** YOUR OBJECTIVE **
Excluding pictures, give the entries again exactly as they appear.

** SUPPLIED MATERIAL **

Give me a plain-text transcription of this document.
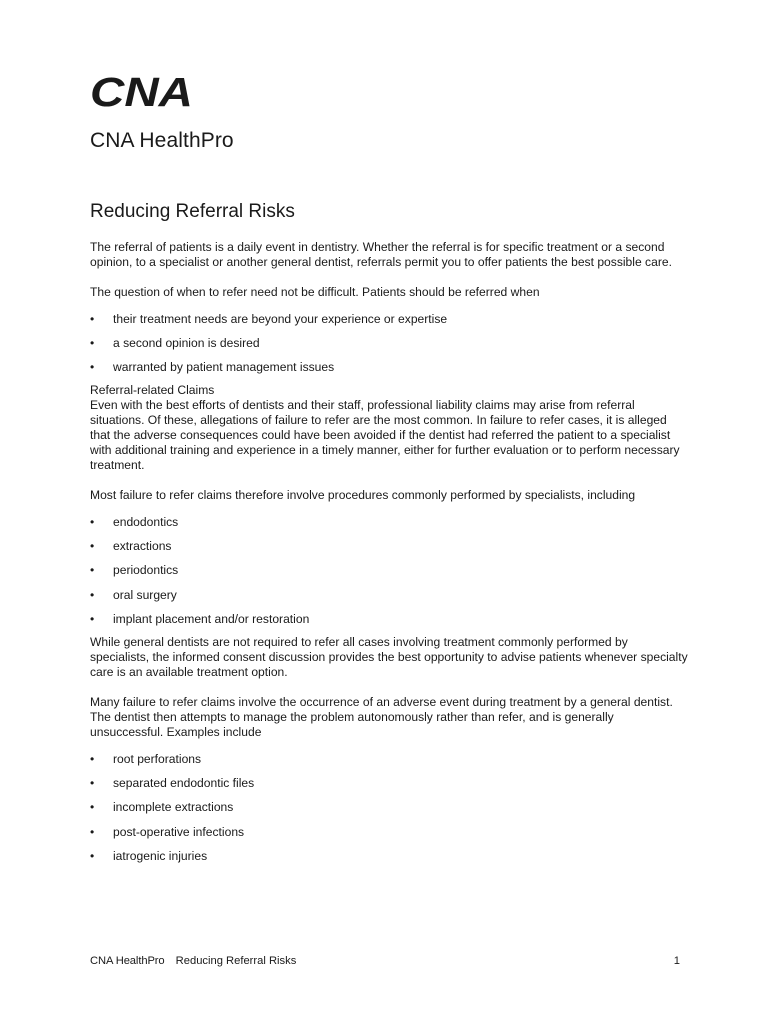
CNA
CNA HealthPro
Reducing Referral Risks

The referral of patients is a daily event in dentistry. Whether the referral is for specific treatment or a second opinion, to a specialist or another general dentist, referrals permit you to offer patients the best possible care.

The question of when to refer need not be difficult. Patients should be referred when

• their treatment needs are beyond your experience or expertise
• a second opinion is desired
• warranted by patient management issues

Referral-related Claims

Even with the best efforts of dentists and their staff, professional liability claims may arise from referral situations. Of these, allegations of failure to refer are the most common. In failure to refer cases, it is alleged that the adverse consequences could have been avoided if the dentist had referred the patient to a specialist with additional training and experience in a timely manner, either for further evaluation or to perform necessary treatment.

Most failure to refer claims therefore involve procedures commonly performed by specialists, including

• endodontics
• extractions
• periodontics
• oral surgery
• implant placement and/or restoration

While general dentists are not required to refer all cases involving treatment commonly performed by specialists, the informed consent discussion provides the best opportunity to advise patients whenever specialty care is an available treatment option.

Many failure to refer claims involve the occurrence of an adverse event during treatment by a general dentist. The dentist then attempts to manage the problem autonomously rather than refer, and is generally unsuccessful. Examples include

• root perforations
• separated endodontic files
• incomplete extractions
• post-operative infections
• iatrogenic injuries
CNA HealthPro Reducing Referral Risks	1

** RESPONSE **
Give me a plain-text transcription of this document.
CNA
CNA HealthPro
Reducing Referral Risks

The referral of patients is a daily event in dentistry. Whether the referral is for specific treatment or a second opinion, to a specialist or another general dentist, referrals permit you to offer patients the best possible care.

The question of when to refer need not be difficult. Patients should be referred when

• their treatment needs are beyond your experience or expertise
• a second opinion is desired
• warranted by patient management issues

Referral-related Claims

Even with the best efforts of dentists and their staff, professional liability claims may arise from referral situations. Of these, allegations of failure to refer are the most common. In failure to refer cases, it is alleged that the adverse consequences could have been avoided if the dentist had referred the patient to a specialist with additional training and experience in a timely manner, either for further evaluation or to perform necessary treatment.

Most failure to refer claims therefore involve procedures commonly performed by specialists, including

• endodontics
• extractions
• periodontics
• oral surgery
• implant placement and/or restoration

While general dentists are not required to refer all cases involving treatment commonly performed by specialists, the informed consent discussion provides the best opportunity to advise patients whenever specialty care is an available treatment option.

Many failure to refer claims involve the occurrence of an adverse event during treatment by a general dentist. The dentist then attempts to manage the problem autonomously rather than refer, and is generally unsuccessful. Examples include

• root perforations
• separated endodontic files
• incomplete extractions
• post-operative infections
• iatrogenic injuries
CNA HealthPro Reducing Referral Risks	1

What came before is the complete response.